(Your objective): Write every entry out again, unchanged.

(Data excerpts):
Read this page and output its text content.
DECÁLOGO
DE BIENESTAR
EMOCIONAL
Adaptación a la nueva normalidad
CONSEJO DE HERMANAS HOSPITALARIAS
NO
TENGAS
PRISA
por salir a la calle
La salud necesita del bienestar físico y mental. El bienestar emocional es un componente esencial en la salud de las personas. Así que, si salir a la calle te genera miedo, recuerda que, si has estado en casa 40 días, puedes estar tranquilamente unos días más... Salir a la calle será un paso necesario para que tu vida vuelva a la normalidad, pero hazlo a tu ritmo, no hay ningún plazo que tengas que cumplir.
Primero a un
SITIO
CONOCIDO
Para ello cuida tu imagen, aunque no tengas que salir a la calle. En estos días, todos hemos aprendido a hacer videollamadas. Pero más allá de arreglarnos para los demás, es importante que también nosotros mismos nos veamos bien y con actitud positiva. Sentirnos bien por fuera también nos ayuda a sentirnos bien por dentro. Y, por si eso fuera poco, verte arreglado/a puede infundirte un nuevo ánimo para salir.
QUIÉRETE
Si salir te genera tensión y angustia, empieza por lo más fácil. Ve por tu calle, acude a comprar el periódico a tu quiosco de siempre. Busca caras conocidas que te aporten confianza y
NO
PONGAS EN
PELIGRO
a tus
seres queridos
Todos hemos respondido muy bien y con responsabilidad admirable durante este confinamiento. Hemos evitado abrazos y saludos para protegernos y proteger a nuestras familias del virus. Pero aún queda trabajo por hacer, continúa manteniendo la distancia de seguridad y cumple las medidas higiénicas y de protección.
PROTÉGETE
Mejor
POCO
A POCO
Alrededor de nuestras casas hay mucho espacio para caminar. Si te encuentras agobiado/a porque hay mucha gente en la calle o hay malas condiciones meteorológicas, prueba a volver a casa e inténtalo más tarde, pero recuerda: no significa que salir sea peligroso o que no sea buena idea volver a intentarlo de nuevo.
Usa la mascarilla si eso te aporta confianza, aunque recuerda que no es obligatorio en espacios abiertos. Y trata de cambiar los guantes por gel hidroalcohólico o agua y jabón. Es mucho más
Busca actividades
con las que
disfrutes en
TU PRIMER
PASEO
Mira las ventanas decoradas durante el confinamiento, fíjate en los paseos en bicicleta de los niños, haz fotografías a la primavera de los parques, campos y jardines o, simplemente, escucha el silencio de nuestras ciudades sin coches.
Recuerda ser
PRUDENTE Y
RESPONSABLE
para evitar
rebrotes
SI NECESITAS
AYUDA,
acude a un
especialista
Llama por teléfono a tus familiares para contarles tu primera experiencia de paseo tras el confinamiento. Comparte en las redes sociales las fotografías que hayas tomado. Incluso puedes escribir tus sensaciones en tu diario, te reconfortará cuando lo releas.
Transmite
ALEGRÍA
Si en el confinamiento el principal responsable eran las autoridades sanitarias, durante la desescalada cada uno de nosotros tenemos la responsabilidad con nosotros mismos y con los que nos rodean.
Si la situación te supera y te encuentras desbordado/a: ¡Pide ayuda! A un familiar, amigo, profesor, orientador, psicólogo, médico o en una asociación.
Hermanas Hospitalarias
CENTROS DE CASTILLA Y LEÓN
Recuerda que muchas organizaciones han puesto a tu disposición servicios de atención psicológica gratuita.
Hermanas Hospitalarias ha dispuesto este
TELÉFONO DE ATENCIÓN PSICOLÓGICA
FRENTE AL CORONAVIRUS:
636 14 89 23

(Answer to this task):
Read this page and output its text content.
DECÁLOGO
DE BIENESTAR
EMOCIONAL
Adaptación a la nueva normalidad
CONSEJO DE HERMANAS HOSPITALARIAS
NO
TENGAS
PRISA
por salir a la calle
La salud necesita del bienestar físico y mental. El bienestar emocional es un componente esencial en la salud de las personas. Así que, si salir a la calle te genera miedo, recuerda que, si has estado en casa 40 días, puedes estar tranquilamente unos días más... Salir a la calle será un paso necesario para que tu vida vuelva a la normalidad, pero hazlo a tu ritmo, no hay ningún plazo que tengas que cumplir.
Primero a un
SITIO
CONOCIDO
Para ello cuida tu imagen, aunque no tengas que salir a la calle. En estos días, todos hemos aprendido a hacer videollamadas. Pero más allá de arreglarnos para los demás, es importante que también nosotros mismos nos veamos bien y con actitud positiva. Sentirnos bien por fuera también nos ayuda a sentirnos bien por dentro. Y, por si eso fuera poco, verte arreglado/a puede infundirte un nuevo ánimo para salir.
QUIÉRETE
Si salir te genera tensión y angustia, empieza por lo más fácil. Ve por tu calle, acude a comprar el periódico a tu quiosco de siempre. Busca caras conocidas que te aporten confianza y
NO
PONGAS EN
PELIGRO
a tus
seres queridos
Todos hemos respondido muy bien y con responsabilidad admirable durante este confinamiento. Hemos evitado abrazos y saludos para protegernos y proteger a nuestras familias del virus. Pero aún queda trabajo por hacer, continúa manteniendo la distancia de seguridad y cumple las medidas higiénicas y de protección.
PROTÉGETE
Mejor
POCO
A POCO
Alrededor de nuestras casas hay mucho espacio para caminar. Si te encuentras agobiado/a porque hay mucha gente en la calle o hay malas condiciones meteorológicas, prueba a volver a casa e inténtalo más tarde, pero recuerda: no significa que salir sea peligroso o que no sea buena idea volver a intentarlo de nuevo.
Usa la mascarilla si eso te aporta confianza, aunque recuerda que no es obligatorio en espacios abiertos. Y trata de cambiar los guantes por gel hidroalcohólico o agua y jabón. Es mucho más
Busca actividades
con las que
disfrutes en
TU PRIMER
PASEO
Mira las ventanas decoradas durante el confinamiento, fíjate en los paseos en bicicleta de los niños, haz fotografías a la primavera de los parques, campos y jardines o, simplemente, escucha el silencio de nuestras ciudades sin coches.
Recuerda ser
PRUDENTE Y
RESPONSABLE
para evitar
rebrotes
SI NECESITAS
AYUDA,
acude a un
especialista
Llama por teléfono a tus familiares para contarles tu primera experiencia de paseo tras el confinamiento. Comparte en las redes sociales las fotografías que hayas tomado. Incluso puedes escribir tus sensaciones en tu diario, te reconfortará cuando lo releas.
Transmite
ALEGRÍA
Si en el confinamiento el principal responsable eran las autoridades sanitarias, durante la desescalada cada uno de nosotros tenemos la responsabilidad con nosotros mismos y con los que nos rodean.
Si la situación te supera y te encuentras desbordado/a: ¡Pide ayuda! A un familiar, amigo, profesor, orientador, psicólogo, médico o en una asociación.
Hermanas Hospitalarias
CENTROS DE CASTILLA Y LEÓN
Recuerda que muchas organizaciones han puesto a tu disposición servicios de atención psicológica gratuita.
Hermanas Hospitalarias ha dispuesto este
TELÉFONO DE ATENCIÓN PSICOLÓGICA
FRENTE AL CORONAVIRUS:
636 14 89 23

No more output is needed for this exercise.